Task requirements: Type out the material below exactly.

** begin Record list **

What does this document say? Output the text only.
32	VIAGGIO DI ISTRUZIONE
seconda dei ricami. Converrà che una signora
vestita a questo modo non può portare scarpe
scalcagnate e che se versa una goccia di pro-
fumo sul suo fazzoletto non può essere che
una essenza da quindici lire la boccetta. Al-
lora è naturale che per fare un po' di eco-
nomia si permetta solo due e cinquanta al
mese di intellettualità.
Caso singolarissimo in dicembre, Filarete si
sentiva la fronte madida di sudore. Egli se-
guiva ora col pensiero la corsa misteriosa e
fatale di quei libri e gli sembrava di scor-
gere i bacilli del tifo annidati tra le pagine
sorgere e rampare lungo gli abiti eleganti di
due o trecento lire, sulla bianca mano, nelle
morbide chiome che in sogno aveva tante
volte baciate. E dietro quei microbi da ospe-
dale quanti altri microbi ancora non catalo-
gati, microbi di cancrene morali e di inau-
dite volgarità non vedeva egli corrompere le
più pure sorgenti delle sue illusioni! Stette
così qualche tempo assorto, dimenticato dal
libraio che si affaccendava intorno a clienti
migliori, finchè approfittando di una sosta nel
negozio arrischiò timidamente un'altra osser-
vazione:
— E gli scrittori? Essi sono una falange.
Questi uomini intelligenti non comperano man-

** end Record list **

Answer to the problem:
What does this document say? Output the text only.
32	VIAGGIO DI ISTRUZIONE
seconda dei ricami. Converrà che una signora
vestita a questo modo non può portare scarpe
scalcagnate e che se versa una goccia di pro-
fumo sul suo fazzoletto non può essere che
una essenza da quindici lire la boccetta. Al-
lora è naturale che per fare un po' di eco-
nomia si permetta solo due e cinquanta al
mese di intellettualità.
Caso singolarissimo in dicembre, Filarete si
sentiva la fronte madida di sudore. Egli se-
guiva ora col pensiero la corsa misteriosa e
fatale di quei libri e gli sembrava di scor-
gere i bacilli del tifo annidati tra le pagine
sorgere e rampare lungo gli abiti eleganti di
due o trecento lire, sulla bianca mano, nelle
morbide chiome che in sogno aveva tante
volte baciate. E dietro quei microbi da ospe-
dale quanti altri microbi ancora non catalo-
gati, microbi di cancrene morali e di inau-
dite volgarità non vedeva egli corrompere le
più pure sorgenti delle sue illusioni! Stette
così qualche tempo assorto, dimenticato dal
libraio che si affaccendava intorno a clienti
migliori, finchè approfittando di una sosta nel
negozio arrischiò timidamente un'altra osser-
vazione:
— E gli scrittori? Essi sono una falange.
Questi uomini intelligenti non comperano man-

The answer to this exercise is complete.